**Task details**. Copy each line where the word "глушителя" occurs.

**Source records**.
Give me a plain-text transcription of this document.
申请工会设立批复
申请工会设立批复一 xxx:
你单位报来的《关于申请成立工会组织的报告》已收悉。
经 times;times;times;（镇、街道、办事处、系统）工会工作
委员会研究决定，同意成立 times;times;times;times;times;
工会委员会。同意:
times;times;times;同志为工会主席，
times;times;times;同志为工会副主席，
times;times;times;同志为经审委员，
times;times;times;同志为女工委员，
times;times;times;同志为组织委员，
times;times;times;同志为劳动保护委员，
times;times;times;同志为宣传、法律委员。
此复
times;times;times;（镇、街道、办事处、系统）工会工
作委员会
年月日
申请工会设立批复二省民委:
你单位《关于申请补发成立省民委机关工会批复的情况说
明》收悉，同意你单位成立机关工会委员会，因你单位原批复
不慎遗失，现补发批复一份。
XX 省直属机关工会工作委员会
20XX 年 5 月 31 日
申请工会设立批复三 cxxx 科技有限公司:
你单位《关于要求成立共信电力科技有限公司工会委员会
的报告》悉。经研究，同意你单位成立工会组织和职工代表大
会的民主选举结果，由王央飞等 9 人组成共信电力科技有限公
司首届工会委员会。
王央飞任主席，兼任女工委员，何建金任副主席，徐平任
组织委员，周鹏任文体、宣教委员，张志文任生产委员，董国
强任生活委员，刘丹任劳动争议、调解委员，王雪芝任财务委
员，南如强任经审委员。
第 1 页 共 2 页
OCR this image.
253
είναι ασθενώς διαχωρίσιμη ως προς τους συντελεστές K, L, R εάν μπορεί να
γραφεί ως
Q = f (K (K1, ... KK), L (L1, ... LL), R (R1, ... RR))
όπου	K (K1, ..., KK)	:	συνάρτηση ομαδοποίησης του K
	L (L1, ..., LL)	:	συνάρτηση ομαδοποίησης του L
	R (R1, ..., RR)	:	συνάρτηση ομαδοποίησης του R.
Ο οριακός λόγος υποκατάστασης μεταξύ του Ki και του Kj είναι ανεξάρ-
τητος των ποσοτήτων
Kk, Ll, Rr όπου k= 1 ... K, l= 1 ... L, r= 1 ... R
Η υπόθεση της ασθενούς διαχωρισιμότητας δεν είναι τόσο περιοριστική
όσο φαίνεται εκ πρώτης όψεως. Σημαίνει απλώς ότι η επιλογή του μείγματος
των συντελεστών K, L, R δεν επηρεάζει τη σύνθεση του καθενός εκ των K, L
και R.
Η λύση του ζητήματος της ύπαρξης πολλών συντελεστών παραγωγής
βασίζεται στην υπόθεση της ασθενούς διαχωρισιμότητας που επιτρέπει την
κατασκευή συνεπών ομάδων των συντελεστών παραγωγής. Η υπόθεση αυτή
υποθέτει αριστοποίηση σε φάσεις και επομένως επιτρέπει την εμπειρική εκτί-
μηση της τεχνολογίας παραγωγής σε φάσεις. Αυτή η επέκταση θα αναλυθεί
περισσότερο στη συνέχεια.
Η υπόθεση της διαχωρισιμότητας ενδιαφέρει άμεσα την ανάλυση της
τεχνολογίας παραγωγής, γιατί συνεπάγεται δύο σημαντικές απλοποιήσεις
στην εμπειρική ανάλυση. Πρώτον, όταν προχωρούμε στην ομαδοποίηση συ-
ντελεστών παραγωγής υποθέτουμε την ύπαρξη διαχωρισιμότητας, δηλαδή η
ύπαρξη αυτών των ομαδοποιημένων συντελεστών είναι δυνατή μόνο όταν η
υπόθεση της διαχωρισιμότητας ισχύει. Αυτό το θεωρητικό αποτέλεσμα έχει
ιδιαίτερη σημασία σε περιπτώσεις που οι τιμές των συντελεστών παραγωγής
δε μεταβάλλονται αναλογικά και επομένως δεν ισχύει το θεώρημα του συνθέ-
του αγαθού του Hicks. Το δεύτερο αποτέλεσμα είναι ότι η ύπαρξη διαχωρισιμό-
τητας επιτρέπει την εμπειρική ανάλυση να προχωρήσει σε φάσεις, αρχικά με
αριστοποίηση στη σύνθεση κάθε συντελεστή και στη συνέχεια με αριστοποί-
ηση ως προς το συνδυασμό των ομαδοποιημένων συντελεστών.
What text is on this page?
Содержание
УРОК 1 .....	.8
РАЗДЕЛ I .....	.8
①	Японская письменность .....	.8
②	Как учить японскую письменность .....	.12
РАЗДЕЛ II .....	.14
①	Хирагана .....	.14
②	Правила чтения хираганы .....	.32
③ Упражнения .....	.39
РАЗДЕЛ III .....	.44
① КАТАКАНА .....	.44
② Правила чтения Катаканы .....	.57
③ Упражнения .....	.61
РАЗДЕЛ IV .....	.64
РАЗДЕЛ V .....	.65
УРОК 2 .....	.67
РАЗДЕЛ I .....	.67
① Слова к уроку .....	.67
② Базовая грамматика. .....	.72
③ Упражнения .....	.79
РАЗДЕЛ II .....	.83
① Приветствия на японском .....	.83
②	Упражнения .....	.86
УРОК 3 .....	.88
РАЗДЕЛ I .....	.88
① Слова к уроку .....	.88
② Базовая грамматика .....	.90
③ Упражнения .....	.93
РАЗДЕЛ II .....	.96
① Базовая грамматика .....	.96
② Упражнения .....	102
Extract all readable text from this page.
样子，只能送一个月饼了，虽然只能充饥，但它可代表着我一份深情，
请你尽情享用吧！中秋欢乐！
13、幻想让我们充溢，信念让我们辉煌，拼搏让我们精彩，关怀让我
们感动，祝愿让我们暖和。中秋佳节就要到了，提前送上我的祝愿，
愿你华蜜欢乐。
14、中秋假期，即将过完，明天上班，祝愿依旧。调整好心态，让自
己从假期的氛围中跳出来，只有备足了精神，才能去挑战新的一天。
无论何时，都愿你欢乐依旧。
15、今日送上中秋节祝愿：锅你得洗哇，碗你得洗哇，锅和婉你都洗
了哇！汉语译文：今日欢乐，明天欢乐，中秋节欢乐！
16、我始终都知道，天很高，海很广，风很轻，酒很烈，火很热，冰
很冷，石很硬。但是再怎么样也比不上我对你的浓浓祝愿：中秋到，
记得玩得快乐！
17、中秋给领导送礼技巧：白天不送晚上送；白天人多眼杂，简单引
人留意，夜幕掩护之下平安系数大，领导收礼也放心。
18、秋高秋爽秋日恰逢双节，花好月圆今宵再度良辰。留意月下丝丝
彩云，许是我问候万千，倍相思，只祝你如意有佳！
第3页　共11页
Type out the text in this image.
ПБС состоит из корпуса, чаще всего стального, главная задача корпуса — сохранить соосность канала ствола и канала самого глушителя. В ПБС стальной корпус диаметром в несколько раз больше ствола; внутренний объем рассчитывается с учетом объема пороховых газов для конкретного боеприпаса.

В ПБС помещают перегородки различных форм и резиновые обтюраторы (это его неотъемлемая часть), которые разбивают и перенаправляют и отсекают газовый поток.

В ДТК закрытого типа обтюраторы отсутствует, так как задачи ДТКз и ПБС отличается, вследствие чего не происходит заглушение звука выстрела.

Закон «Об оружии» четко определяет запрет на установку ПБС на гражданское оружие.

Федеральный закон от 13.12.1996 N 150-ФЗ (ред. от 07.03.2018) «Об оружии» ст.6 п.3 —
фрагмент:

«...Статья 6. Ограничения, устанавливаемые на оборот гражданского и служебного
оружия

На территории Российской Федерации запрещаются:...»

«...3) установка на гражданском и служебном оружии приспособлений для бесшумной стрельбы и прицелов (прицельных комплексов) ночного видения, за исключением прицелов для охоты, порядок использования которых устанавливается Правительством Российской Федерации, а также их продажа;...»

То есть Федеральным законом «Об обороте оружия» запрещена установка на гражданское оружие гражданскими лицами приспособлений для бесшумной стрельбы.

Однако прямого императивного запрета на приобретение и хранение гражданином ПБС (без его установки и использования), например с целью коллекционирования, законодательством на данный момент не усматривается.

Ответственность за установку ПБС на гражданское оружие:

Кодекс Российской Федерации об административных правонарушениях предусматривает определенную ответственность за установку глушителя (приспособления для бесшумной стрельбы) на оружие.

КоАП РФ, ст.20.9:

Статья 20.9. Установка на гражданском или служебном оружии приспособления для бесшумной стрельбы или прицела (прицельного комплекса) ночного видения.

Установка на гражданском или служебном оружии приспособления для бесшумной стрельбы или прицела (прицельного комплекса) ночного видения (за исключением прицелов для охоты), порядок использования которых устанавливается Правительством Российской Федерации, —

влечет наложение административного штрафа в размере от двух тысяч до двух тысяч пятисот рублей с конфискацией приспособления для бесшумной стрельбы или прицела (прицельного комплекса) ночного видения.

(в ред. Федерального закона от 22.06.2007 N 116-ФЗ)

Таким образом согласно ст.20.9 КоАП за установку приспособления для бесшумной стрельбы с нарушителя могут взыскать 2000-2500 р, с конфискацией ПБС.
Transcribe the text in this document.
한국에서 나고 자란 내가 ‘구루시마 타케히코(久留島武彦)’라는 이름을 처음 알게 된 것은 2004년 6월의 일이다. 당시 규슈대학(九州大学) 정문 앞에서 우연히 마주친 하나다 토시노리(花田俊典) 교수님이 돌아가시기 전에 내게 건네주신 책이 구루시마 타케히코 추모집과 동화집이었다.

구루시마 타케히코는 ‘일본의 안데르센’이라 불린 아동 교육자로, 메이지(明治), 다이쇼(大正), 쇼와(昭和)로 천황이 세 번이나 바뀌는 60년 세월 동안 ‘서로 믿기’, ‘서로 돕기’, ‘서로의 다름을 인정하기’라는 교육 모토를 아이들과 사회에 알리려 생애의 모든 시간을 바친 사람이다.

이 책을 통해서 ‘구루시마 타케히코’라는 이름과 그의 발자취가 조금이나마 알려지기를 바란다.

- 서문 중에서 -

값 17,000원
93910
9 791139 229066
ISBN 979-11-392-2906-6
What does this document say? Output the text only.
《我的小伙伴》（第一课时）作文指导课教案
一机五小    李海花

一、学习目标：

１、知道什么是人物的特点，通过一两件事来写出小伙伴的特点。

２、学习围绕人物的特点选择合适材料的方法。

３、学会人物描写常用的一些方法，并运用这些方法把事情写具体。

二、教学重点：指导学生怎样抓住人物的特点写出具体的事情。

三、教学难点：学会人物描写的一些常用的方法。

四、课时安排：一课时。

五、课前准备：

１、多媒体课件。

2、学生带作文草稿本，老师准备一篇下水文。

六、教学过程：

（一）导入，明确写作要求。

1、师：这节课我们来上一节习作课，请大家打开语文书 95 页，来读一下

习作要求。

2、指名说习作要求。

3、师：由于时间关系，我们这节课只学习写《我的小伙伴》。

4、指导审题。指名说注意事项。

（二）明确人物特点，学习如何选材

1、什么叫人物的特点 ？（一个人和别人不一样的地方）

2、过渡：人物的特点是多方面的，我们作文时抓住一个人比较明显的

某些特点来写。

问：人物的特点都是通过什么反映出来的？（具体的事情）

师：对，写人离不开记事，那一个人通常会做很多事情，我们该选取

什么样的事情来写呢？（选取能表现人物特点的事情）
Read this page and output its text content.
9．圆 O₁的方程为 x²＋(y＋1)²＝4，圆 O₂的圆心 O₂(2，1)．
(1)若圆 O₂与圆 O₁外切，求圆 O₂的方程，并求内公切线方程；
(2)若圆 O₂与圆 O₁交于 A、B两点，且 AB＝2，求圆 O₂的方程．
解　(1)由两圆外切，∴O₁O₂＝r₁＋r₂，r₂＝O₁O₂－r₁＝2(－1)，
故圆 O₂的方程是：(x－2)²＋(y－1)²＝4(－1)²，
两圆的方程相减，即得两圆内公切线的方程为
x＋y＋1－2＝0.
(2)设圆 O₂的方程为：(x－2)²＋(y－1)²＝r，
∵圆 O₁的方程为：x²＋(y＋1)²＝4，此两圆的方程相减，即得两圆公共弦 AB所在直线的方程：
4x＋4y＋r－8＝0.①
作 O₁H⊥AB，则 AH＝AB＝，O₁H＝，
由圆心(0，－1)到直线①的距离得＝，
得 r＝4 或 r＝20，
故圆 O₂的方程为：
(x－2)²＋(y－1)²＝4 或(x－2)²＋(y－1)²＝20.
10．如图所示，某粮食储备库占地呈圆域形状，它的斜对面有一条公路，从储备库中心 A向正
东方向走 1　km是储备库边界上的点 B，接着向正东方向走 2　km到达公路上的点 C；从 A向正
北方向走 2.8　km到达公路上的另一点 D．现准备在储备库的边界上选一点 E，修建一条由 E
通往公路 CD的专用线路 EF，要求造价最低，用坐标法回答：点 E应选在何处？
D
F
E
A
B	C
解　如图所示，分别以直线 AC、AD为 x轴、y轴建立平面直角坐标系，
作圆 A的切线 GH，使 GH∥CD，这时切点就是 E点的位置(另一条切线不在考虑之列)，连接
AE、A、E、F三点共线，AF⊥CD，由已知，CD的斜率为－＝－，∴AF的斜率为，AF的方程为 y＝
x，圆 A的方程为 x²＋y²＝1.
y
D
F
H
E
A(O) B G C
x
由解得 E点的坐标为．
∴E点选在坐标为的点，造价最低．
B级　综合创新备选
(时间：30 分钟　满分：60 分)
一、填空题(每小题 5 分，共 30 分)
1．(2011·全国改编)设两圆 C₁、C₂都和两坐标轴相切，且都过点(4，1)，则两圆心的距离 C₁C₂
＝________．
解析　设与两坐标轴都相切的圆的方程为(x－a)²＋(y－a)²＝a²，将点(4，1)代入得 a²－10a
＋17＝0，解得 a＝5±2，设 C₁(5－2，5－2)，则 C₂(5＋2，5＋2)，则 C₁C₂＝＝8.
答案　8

**Exercise result**.
ПБС состоит из корпуса, чаще всего стального, главная задача корпуса — сохранить соосность канала ствола и канала самого глушителя. В ПБС стальной корпус диаметром в несколько раз больше ствола; внутренний объем рассчитывается с учетом объема пороховых газов для конкретного боеприпаса.
Кодекс Российской Федерации об административных правонарушениях предусматривает определенную ответственность за установку глушителя (приспособления для бесшумной стрельбы) на оружие.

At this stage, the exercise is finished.